** begin **

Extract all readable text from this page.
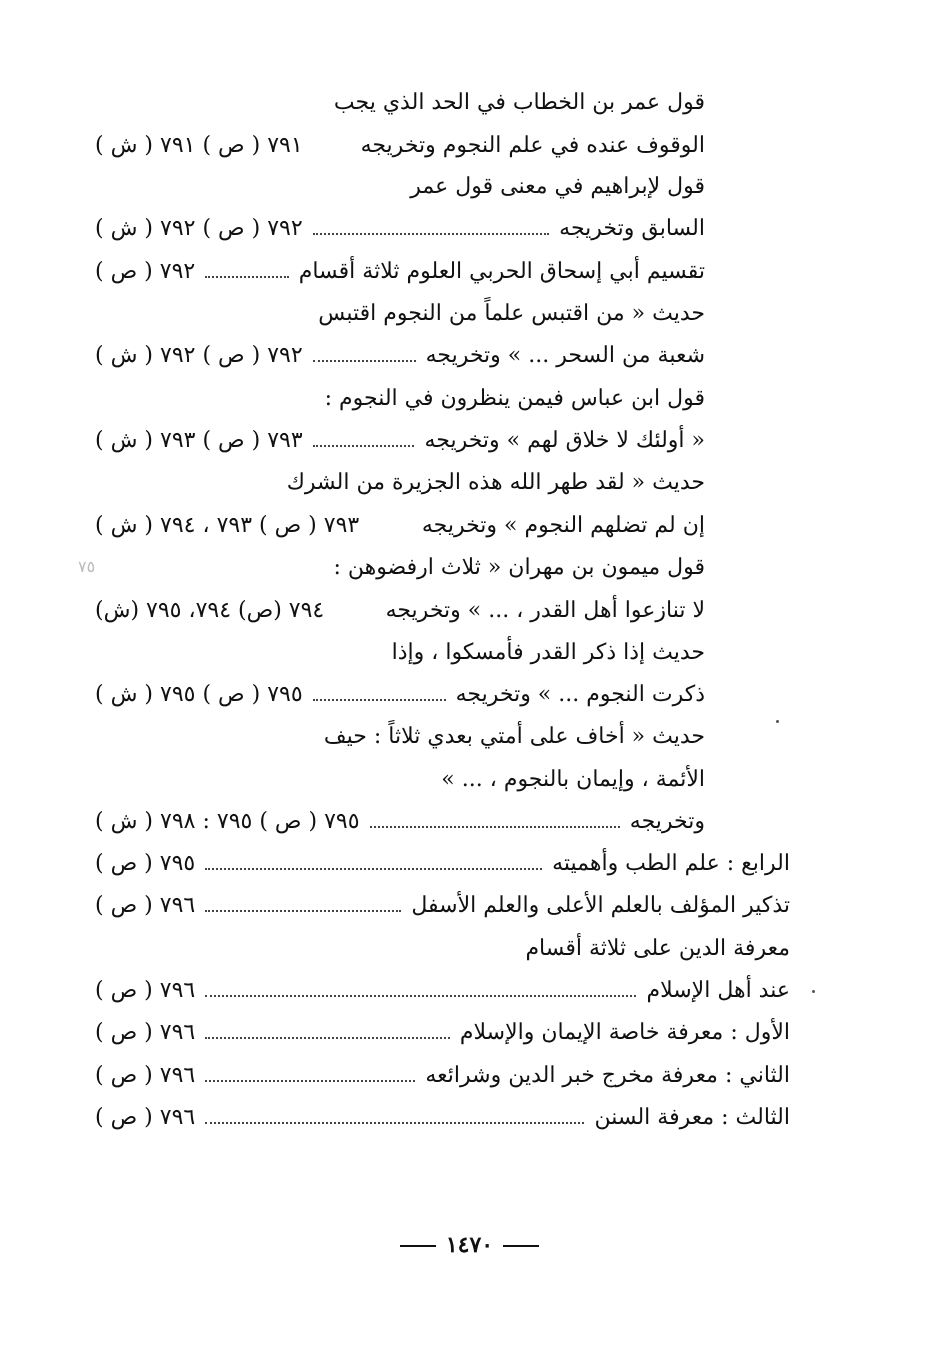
قول عمر بن الخطاب في الحد الذي يجب
الوقوف عنده في علم النجوم وتخريجه
٧٩١ ( ص ) ٧٩١ ( ش )
قول لإبراهيم في معنى قول عمر
السابق وتخريجه
٧٩٢ ( ص ) ٧٩٢ ( ش )
تقسيم أبي إسحاق الحربي العلوم ثلاثة أقسام
٧٩٢ ( ص )
حديث « من اقتبس علماً من النجوم اقتبس
شعبة من السحر ... » وتخريجه
٧٩٢ ( ص ) ٧٩٢ ( ش )
قول ابن عباس فيمن ينظرون في النجوم :
« أولئك لا خلاق لهم » وتخريجه
٧٩٣ ( ص ) ٧٩٣ ( ش )
حديث « لقد طهر الله هذه الجزيرة من الشرك
إن لم تضلهم النجوم » وتخريجه
٧٩٣ ( ص ) ٧٩٣ ، ٧٩٤ ( ش )
قول ميمون بن مهران « ثلاث ارفضوهن :
لا تنازعوا أهل القدر ، ... » وتخريجه
٧٩٤ (ص) ٧٩٤، ٧٩٥ (ش)
حديث إذا ذكر القدر فأمسكوا ، وإذا
ذكرت النجوم ... » وتخريجه
٧٩٥ ( ص ) ٧٩٥ ( ش )
حديث « أخاف على أمتي بعدي ثلاثاً : حيف
الأئمة ، وإيمان بالنجوم ، ... »
وتخريجه
٧٩٥ ( ص ) ٧٩٥ : ٧٩٨ ( ش )
الرابع : علم الطب وأهميته
٧٩٥ ( ص )
تذكير المؤلف بالعلم الأعلى والعلم الأسفل
٧٩٦ ( ص )
معرفة الدين على ثلاثة أقسام
عند أهل الإسلام
٧٩٦ ( ص )
الأول : معرفة خاصة الإيمان والإسلام
٧٩٦ ( ص )
الثاني : معرفة مخرج خبر الدين وشرائعه
٧٩٦ ( ص )
الثالث : معرفة السنن
٧٩٦ ( ص )
٧٥
١٤٧٠
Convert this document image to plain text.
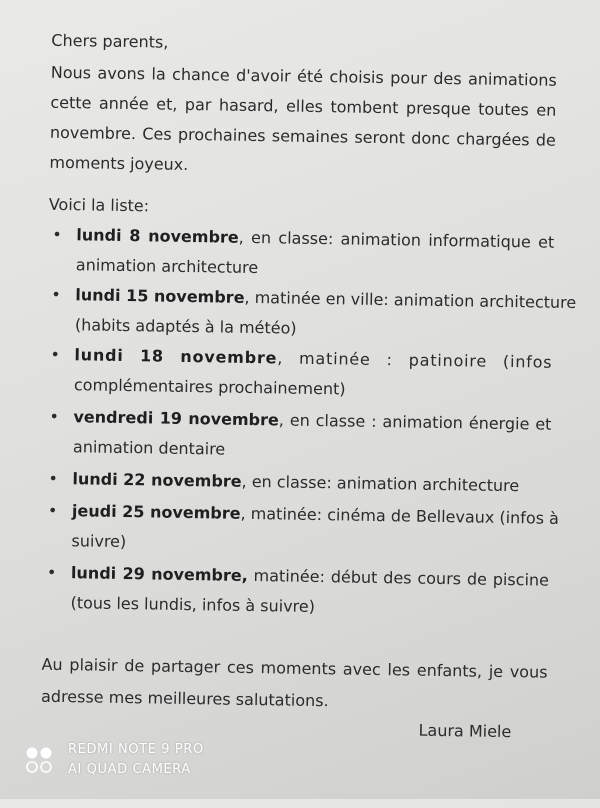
Chers parents,
Nous avons la chance d'avoir été choisis pour des animations
cette année et, par hasard, elles tombent presque toutes en
novembre. Ces prochaines semaines seront donc chargées de
moments joyeux.
Voici la liste:
• lundi 8 novembre, en classe: animation informatique et
animation architecture
• lundi 15 novembre, matinée en ville: animation architecture
(habits adaptés à la météo)
• lundi 18 novembre, matinée : patinoire (infos
complémentaires prochainement)
• vendredi 19 novembre, en classe : animation énergie et
animation dentaire
• lundi 22 novembre, en classe: animation architecture
• jeudi 25 novembre, matinée: cinéma de Bellevaux (infos à
suivre)
• lundi 29 novembre, matinée: début des cours de piscine
(tous les lundis, infos à suivre)
Au plaisir de partager ces moments avec les enfants, je vous
adresse mes meilleures salutations.
Laura Miele
REDMI NOTE 9 PRO
AI QUAD CAMERA
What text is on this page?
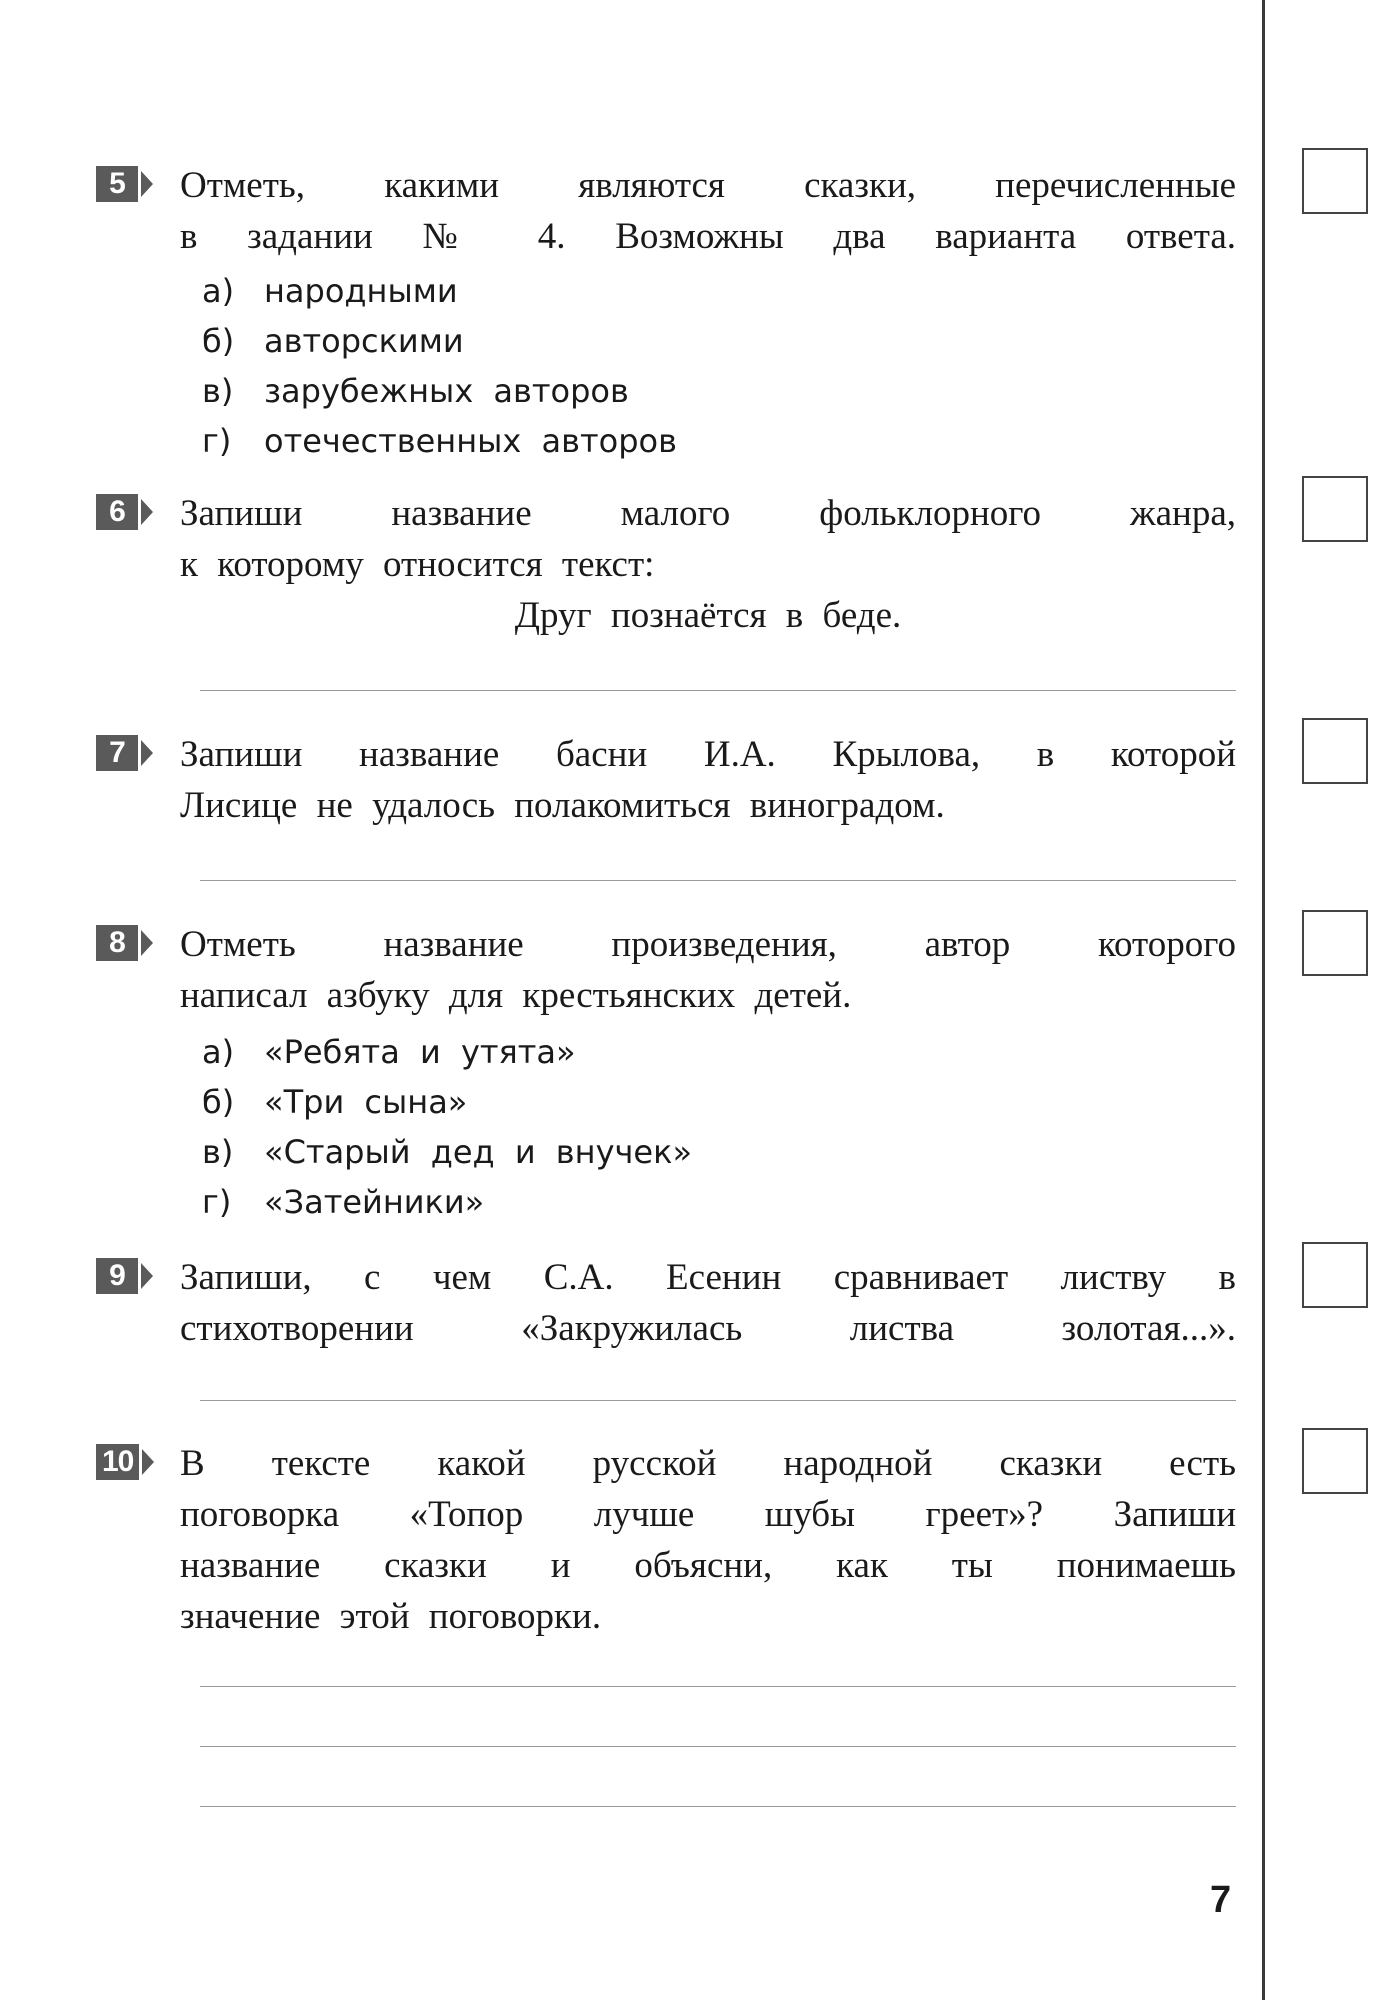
5	Отметь, какими являются сказки, перечисленные
в задании № 4. Возможны два варианта ответа.
а) народными
б) авторскими
в) зарубежных авторов
г) отечественных авторов
6	Запиши название малого фольклорного жанра,
к которому относится текст:
Друг познаётся в беде.
7	Запиши название басни И.А. Крылова, в которой
Лисице не удалось полакомиться виноградом.
8	Отметь название произведения, автор которого
написал азбуку для крестьянских детей.
а) «Ребята и утята»
б) «Три сына»
в) «Старый дед и внучек»
г) «Затейники»
9	Запиши, с чем С.А. Есенин сравнивает листву в
стихотворении «Закружилась листва золотая...».
10 В тексте какой русской народной сказки есть
поговорка «Топор лучше шубы греет»? Запиши
название сказки и объясни, как ты понимаешь
значение этой поговорки.
7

** end **

▶ BRIEF:
Of all the lines in the material above, how many contain the word "معرفة"? Give only the count.

▶ WRITTEN REPLY:
4